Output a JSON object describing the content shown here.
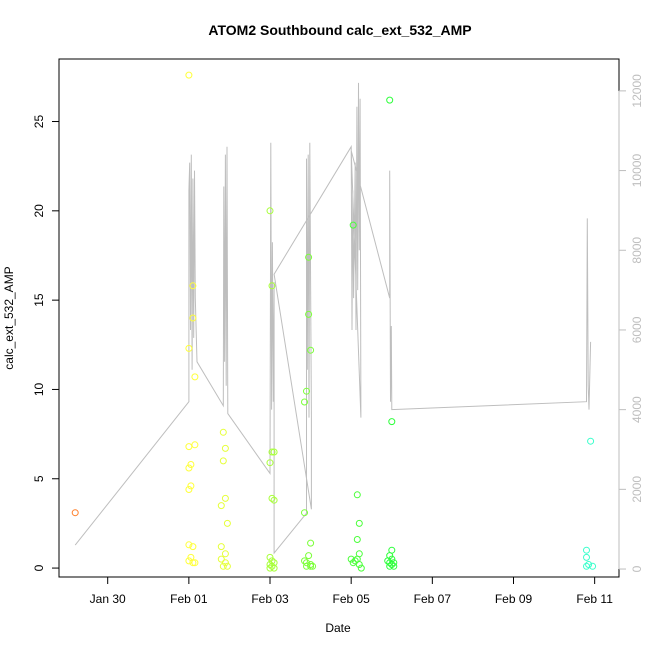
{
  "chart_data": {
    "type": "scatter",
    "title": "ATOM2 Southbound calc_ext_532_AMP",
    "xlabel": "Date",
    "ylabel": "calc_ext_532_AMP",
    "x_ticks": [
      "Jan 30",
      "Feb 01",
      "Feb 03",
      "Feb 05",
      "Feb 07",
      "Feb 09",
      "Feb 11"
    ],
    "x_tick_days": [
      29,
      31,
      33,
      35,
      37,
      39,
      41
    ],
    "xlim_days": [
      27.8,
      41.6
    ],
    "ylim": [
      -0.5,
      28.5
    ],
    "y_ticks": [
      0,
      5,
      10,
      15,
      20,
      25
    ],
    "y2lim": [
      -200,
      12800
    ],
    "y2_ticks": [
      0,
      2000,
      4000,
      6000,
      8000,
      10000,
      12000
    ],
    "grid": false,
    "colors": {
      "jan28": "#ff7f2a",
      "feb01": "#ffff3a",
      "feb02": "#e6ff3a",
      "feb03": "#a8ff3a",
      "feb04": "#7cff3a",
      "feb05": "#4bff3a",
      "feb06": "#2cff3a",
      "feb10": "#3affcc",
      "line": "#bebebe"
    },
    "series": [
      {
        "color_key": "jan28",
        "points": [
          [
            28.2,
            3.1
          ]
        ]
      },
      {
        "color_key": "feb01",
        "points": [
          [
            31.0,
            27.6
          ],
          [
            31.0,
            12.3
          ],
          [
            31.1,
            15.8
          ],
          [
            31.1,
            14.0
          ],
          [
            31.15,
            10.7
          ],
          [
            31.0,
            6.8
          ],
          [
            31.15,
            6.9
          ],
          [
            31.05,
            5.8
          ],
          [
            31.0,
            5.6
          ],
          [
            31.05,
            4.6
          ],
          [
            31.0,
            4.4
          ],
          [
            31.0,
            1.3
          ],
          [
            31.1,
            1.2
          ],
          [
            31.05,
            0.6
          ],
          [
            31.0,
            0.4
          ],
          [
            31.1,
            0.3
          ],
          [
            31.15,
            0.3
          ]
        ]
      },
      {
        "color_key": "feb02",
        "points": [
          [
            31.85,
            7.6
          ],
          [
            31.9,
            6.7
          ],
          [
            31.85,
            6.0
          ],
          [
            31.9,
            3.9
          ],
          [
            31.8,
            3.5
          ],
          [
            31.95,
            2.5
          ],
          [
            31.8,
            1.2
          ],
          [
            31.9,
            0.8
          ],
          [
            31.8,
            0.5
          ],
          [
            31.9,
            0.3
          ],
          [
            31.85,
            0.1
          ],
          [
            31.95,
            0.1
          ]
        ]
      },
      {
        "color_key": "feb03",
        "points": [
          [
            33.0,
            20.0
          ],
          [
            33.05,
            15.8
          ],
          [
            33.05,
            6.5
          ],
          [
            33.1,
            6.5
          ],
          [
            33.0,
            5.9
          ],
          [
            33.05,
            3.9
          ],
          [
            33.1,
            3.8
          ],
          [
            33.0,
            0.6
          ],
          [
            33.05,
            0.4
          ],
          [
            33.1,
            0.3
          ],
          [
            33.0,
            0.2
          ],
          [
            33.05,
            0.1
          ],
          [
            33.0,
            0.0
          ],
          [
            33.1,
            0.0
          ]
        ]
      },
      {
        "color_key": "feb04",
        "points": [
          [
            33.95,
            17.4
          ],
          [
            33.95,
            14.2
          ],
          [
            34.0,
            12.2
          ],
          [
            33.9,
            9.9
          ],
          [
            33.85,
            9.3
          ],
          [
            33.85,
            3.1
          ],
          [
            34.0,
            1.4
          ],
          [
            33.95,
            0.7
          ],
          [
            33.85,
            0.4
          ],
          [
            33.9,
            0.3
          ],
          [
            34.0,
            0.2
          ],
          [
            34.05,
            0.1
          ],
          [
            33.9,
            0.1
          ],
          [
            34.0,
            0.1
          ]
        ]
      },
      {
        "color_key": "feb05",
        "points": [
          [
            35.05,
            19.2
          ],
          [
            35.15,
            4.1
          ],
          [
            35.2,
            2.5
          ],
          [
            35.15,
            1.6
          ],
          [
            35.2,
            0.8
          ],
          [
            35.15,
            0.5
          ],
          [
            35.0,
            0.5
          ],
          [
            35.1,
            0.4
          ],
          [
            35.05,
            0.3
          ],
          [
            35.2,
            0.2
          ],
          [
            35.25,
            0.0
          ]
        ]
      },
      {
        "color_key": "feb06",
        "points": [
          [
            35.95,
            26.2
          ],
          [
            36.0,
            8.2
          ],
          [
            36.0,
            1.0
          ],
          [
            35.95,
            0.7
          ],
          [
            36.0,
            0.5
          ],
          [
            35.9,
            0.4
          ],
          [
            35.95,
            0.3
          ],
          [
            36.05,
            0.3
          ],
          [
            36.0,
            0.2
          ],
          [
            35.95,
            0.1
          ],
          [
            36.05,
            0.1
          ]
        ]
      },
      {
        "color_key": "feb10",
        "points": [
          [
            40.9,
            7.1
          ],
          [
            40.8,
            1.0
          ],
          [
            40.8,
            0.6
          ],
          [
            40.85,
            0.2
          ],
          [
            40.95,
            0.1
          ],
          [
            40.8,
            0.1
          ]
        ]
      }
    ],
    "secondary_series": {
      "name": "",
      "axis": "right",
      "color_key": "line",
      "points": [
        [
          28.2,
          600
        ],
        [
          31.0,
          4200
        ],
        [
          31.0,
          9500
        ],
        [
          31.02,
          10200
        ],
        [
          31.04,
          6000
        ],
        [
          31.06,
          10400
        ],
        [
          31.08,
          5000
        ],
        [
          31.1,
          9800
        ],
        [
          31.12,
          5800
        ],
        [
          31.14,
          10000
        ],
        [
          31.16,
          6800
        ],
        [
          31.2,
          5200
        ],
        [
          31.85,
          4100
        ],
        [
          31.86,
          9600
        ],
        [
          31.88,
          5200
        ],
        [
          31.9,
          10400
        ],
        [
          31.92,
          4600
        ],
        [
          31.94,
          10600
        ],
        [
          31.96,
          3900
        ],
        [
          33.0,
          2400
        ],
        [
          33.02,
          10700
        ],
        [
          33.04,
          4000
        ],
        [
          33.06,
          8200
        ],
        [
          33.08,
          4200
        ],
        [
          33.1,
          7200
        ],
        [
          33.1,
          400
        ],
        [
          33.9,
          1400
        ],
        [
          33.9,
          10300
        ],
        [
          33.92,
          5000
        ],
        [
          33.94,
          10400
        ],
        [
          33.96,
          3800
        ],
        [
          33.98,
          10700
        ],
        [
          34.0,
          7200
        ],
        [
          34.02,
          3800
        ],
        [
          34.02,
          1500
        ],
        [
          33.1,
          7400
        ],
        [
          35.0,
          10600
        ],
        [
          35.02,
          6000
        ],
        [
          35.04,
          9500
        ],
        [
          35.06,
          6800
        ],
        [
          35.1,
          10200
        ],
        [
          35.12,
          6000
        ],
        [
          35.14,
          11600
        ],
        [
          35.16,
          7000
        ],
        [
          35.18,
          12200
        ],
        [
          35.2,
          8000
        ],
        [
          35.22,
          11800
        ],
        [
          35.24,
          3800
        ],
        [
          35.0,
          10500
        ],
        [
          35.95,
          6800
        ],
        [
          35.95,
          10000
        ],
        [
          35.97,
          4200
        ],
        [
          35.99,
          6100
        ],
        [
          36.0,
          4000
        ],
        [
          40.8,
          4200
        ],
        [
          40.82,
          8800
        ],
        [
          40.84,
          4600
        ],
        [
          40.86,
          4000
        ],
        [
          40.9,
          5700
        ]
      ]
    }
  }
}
━━━━━━━━━━━━━━━━━━━━━━━━━━━━━━
▸ What to work on
All the records need to be repeated exactly, with the images dropped.

▸ Answer to the task
Output a JSON object describing the content shown here.
{
  "chart_data": {
    "type": "scatter",
    "title": "ATOM2 Southbound calc_ext_532_AMP",
    "xlabel": "Date",
    "ylabel": "calc_ext_532_AMP",
    "x_ticks": [
      "Jan 30",
      "Feb 01",
      "Feb 03",
      "Feb 05",
      "Feb 07",
      "Feb 09",
      "Feb 11"
    ],
    "x_tick_days": [
      29,
      31,
      33,
      35,
      37,
      39,
      41
    ],
    "xlim_days": [
      27.8,
      41.6
    ],
    "ylim": [
      -0.5,
      28.5
    ],
    "y_ticks": [
      0,
      5,
      10,
      15,
      20,
      25
    ],
    "y2lim": [
      -200,
      12800
    ],
    "y2_ticks": [
      0,
      2000,
      4000,
      6000,
      8000,
      10000,
      12000
    ],
    "grid": false,
    "colors": {
      "jan28": "#ff7f2a",
      "feb01": "#ffff3a",
      "feb02": "#e6ff3a",
      "feb03": "#a8ff3a",
      "feb04": "#7cff3a",
      "feb05": "#4bff3a",
      "feb06": "#2cff3a",
      "feb10": "#3affcc",
      "line": "#bebebe"
    },
    "series": [
      {
        "color_key": "jan28",
        "points": [
          [
            28.2,
            3.1
          ]
        ]
      },
      {
        "color_key": "feb01",
        "points": [
          [
            31.0,
            27.6
          ],
          [
            31.0,
            12.3
          ],
          [
            31.1,
            15.8
          ],
          [
            31.1,
            14.0
          ],
          [
            31.15,
            10.7
          ],
          [
            31.0,
            6.8
          ],
          [
            31.15,
            6.9
          ],
          [
            31.05,
            5.8
          ],
          [
            31.0,
            5.6
          ],
          [
            31.05,
            4.6
          ],
          [
            31.0,
            4.4
          ],
          [
            31.0,
            1.3
          ],
          [
            31.1,
            1.2
          ],
          [
            31.05,
            0.6
          ],
          [
            31.0,
            0.4
          ],
          [
            31.1,
            0.3
          ],
          [
            31.15,
            0.3
          ]
        ]
      },
      {
        "color_key": "feb02",
        "points": [
          [
            31.85,
            7.6
          ],
          [
            31.9,
            6.7
          ],
          [
            31.85,
            6.0
          ],
          [
            31.9,
            3.9
          ],
          [
            31.8,
            3.5
          ],
          [
            31.95,
            2.5
          ],
          [
            31.8,
            1.2
          ],
          [
            31.9,
            0.8
          ],
          [
            31.8,
            0.5
          ],
          [
            31.9,
            0.3
          ],
          [
            31.85,
            0.1
          ],
          [
            31.95,
            0.1
          ]
        ]
      },
      {
        "color_key": "feb03",
        "points": [
          [
            33.0,
            20.0
          ],
          [
            33.05,
            15.8
          ],
          [
            33.05,
            6.5
          ],
          [
            33.1,
            6.5
          ],
          [
            33.0,
            5.9
          ],
          [
            33.05,
            3.9
          ],
          [
            33.1,
            3.8
          ],
          [
            33.0,
            0.6
          ],
          [
            33.05,
            0.4
          ],
          [
            33.1,
            0.3
          ],
          [
            33.0,
            0.2
          ],
          [
            33.05,
            0.1
          ],
          [
            33.0,
            0.0
          ],
          [
            33.1,
            0.0
          ]
        ]
      },
      {
        "color_key": "feb04",
        "points": [
          [
            33.95,
            17.4
          ],
          [
            33.95,
            14.2
          ],
          [
            34.0,
            12.2
          ],
          [
            33.9,
            9.9
          ],
          [
            33.85,
            9.3
          ],
          [
            33.85,
            3.1
          ],
          [
            34.0,
            1.4
          ],
          [
            33.95,
            0.7
          ],
          [
            33.85,
            0.4
          ],
          [
            33.9,
            0.3
          ],
          [
            34.0,
            0.2
          ],
          [
            34.05,
            0.1
          ],
          [
            33.9,
            0.1
          ],
          [
            34.0,
            0.1
          ]
        ]
      },
      {
        "color_key": "feb05",
        "points": [
          [
            35.05,
            19.2
          ],
          [
            35.15,
            4.1
          ],
          [
            35.2,
            2.5
          ],
          [
            35.15,
            1.6
          ],
          [
            35.2,
            0.8
          ],
          [
            35.15,
            0.5
          ],
          [
            35.0,
            0.5
          ],
          [
            35.1,
            0.4
          ],
          [
            35.05,
            0.3
          ],
          [
            35.2,
            0.2
          ],
          [
            35.25,
            0.0
          ]
        ]
      },
      {
        "color_key": "feb06",
        "points": [
          [
            35.95,
            26.2
          ],
          [
            36.0,
            8.2
          ],
          [
            36.0,
            1.0
          ],
          [
            35.95,
            0.7
          ],
          [
            36.0,
            0.5
          ],
          [
            35.9,
            0.4
          ],
          [
            35.95,
            0.3
          ],
          [
            36.05,
            0.3
          ],
          [
            36.0,
            0.2
          ],
          [
            35.95,
            0.1
          ],
          [
            36.05,
            0.1
          ]
        ]
      },
      {
        "color_key": "feb10",
        "points": [
          [
            40.9,
            7.1
          ],
          [
            40.8,
            1.0
          ],
          [
            40.8,
            0.6
          ],
          [
            40.85,
            0.2
          ],
          [
            40.95,
            0.1
          ],
          [
            40.8,
            0.1
          ]
        ]
      }
    ],
    "secondary_series": {
      "name": "",
      "axis": "right",
      "color_key": "line",
      "points": [
        [
          28.2,
          600
        ],
        [
          31.0,
          4200
        ],
        [
          31.0,
          9500
        ],
        [
          31.02,
          10200
        ],
        [
          31.04,
          6000
        ],
        [
          31.06,
          10400
        ],
        [
          31.08,
          5000
        ],
        [
          31.1,
          9800
        ],
        [
          31.12,
          5800
        ],
        [
          31.14,
          10000
        ],
        [
          31.16,
          6800
        ],
        [
          31.2,
          5200
        ],
        [
          31.85,
          4100
        ],
        [
          31.86,
          9600
        ],
        [
          31.88,
          5200
        ],
        [
          31.9,
          10400
        ],
        [
          31.92,
          4600
        ],
        [
          31.94,
          10600
        ],
        [
          31.96,
          3900
        ],
        [
          33.0,
          2400
        ],
        [
          33.02,
          10700
        ],
        [
          33.04,
          4000
        ],
        [
          33.06,
          8200
        ],
        [
          33.08,
          4200
        ],
        [
          33.1,
          7200
        ],
        [
          33.1,
          400
        ],
        [
          33.9,
          1400
        ],
        [
          33.9,
          10300
        ],
        [
          33.92,
          5000
        ],
        [
          33.94,
          10400
        ],
        [
          33.96,
          3800
        ],
        [
          33.98,
          10700
        ],
        [
          34.0,
          7200
        ],
        [
          34.02,
          3800
        ],
        [
          34.02,
          1500
        ],
        [
          33.1,
          7400
        ],
        [
          35.0,
          10600
        ],
        [
          35.02,
          6000
        ],
        [
          35.04,
          9500
        ],
        [
          35.06,
          6800
        ],
        [
          35.1,
          10200
        ],
        [
          35.12,
          6000
        ],
        [
          35.14,
          11600
        ],
        [
          35.16,
          7000
        ],
        [
          35.18,
          12200
        ],
        [
          35.2,
          8000
        ],
        [
          35.22,
          11800
        ],
        [
          35.24,
          3800
        ],
        [
          35.0,
          10500
        ],
        [
          35.95,
          6800
        ],
        [
          35.95,
          10000
        ],
        [
          35.97,
          4200
        ],
        [
          35.99,
          6100
        ],
        [
          36.0,
          4000
        ],
        [
          40.8,
          4200
        ],
        [
          40.82,
          8800
        ],
        [
          40.84,
          4600
        ],
        [
          40.86,
          4000
        ],
        [
          40.9,
          5700
        ]
      ]
    }
  }
}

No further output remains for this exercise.